Would you output the whole listing below, exactly as it reads?

# PROVIDED DATA
▽

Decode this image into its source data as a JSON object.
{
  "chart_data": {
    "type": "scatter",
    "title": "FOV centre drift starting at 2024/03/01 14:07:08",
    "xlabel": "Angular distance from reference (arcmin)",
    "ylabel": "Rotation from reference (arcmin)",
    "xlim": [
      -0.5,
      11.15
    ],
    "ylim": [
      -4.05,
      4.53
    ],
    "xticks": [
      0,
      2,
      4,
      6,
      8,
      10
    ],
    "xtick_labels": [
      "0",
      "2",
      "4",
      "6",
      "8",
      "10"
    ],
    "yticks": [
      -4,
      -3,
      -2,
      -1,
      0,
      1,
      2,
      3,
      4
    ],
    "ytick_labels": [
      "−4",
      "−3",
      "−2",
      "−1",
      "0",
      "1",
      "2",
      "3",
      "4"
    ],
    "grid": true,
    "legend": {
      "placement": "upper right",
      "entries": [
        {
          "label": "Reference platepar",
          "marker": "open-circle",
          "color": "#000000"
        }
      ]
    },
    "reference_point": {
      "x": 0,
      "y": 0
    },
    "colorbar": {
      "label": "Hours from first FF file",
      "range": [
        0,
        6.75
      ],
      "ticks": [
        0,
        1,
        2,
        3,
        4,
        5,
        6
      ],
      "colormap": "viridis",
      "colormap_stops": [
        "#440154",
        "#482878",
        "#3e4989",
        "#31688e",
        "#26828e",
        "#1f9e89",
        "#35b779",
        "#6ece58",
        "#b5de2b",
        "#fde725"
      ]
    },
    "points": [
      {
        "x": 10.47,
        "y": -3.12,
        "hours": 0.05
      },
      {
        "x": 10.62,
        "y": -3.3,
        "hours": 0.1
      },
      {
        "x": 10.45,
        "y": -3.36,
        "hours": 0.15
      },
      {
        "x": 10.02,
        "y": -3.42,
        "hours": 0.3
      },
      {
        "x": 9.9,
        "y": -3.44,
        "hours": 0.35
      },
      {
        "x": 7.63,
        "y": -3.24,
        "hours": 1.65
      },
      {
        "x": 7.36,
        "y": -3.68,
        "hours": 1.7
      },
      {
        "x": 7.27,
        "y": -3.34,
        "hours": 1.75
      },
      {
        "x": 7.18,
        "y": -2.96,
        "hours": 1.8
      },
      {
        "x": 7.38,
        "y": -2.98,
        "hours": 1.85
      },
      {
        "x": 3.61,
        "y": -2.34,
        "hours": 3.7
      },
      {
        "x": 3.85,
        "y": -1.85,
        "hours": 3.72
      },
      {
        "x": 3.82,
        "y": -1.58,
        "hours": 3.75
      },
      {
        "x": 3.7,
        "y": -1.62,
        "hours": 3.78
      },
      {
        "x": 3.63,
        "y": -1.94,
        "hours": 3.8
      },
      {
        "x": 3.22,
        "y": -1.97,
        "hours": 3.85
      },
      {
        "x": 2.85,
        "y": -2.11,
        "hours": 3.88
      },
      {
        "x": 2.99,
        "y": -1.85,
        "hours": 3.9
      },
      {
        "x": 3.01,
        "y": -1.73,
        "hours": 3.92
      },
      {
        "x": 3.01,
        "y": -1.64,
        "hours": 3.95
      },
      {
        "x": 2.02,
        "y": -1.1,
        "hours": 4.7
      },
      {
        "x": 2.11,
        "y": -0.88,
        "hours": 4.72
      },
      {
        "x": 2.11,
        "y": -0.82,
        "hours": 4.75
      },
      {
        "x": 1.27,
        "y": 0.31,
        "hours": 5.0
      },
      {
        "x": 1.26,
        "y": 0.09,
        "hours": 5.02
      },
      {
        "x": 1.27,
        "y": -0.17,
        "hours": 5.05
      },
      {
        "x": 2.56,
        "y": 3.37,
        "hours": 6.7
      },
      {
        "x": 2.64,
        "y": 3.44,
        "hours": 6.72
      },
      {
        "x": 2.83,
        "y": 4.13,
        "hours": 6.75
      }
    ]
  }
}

△

# EXERCISE OUTPUT
Decode this image into its source data as a JSON object.
{
  "chart_data": {
    "type": "scatter",
    "title": "FOV centre drift starting at 2024/03/01 14:07:08",
    "xlabel": "Angular distance from reference (arcmin)",
    "ylabel": "Rotation from reference (arcmin)",
    "xlim": [
      -0.5,
      11.15
    ],
    "ylim": [
      -4.05,
      4.53
    ],
    "xticks": [
      0,
      2,
      4,
      6,
      8,
      10
    ],
    "xtick_labels": [
      "0",
      "2",
      "4",
      "6",
      "8",
      "10"
    ],
    "yticks": [
      -4,
      -3,
      -2,
      -1,
      0,
      1,
      2,
      3,
      4
    ],
    "ytick_labels": [
      "−4",
      "−3",
      "−2",
      "−1",
      "0",
      "1",
      "2",
      "3",
      "4"
    ],
    "grid": true,
    "legend": {
      "placement": "upper right",
      "entries": [
        {
          "label": "Reference platepar",
          "marker": "open-circle",
          "color": "#000000"
        }
      ]
    },
    "reference_point": {
      "x": 0,
      "y": 0
    },
    "colorbar": {
      "label": "Hours from first FF file",
      "range": [
        0,
        6.75
      ],
      "ticks": [
        0,
        1,
        2,
        3,
        4,
        5,
        6
      ],
      "colormap": "viridis",
      "colormap_stops": [
        "#440154",
        "#482878",
        "#3e4989",
        "#31688e",
        "#26828e",
        "#1f9e89",
        "#35b779",
        "#6ece58",
        "#b5de2b",
        "#fde725"
      ]
    },
    "points": [
      {
        "x": 10.47,
        "y": -3.12,
        "hours": 0.05
      },
      {
        "x": 10.62,
        "y": -3.3,
        "hours": 0.1
      },
      {
        "x": 10.45,
        "y": -3.36,
        "hours": 0.15
      },
      {
        "x": 10.02,
        "y": -3.42,
        "hours": 0.3
      },
      {
        "x": 9.9,
        "y": -3.44,
        "hours": 0.35
      },
      {
        "x": 7.63,
        "y": -3.24,
        "hours": 1.65
      },
      {
        "x": 7.36,
        "y": -3.68,
        "hours": 1.7
      },
      {
        "x": 7.27,
        "y": -3.34,
        "hours": 1.75
      },
      {
        "x": 7.18,
        "y": -2.96,
        "hours": 1.8
      },
      {
        "x": 7.38,
        "y": -2.98,
        "hours": 1.85
      },
      {
        "x": 3.61,
        "y": -2.34,
        "hours": 3.7
      },
      {
        "x": 3.85,
        "y": -1.85,
        "hours": 3.72
      },
      {
        "x": 3.82,
        "y": -1.58,
        "hours": 3.75
      },
      {
        "x": 3.7,
        "y": -1.62,
        "hours": 3.78
      },
      {
        "x": 3.63,
        "y": -1.94,
        "hours": 3.8
      },
      {
        "x": 3.22,
        "y": -1.97,
        "hours": 3.85
      },
      {
        "x": 2.85,
        "y": -2.11,
        "hours": 3.88
      },
      {
        "x": 2.99,
        "y": -1.85,
        "hours": 3.9
      },
      {
        "x": 3.01,
        "y": -1.73,
        "hours": 3.92
      },
      {
        "x": 3.01,
        "y": -1.64,
        "hours": 3.95
      },
      {
        "x": 2.02,
        "y": -1.1,
        "hours": 4.7
      },
      {
        "x": 2.11,
        "y": -0.88,
        "hours": 4.72
      },
      {
        "x": 2.11,
        "y": -0.82,
        "hours": 4.75
      },
      {
        "x": 1.27,
        "y": 0.31,
        "hours": 5.0
      },
      {
        "x": 1.26,
        "y": 0.09,
        "hours": 5.02
      },
      {
        "x": 1.27,
        "y": -0.17,
        "hours": 5.05
      },
      {
        "x": 2.56,
        "y": 3.37,
        "hours": 6.7
      },
      {
        "x": 2.64,
        "y": 3.44,
        "hours": 6.72
      },
      {
        "x": 2.83,
        "y": 4.13,
        "hours": 6.75
      }
    ]
  }
}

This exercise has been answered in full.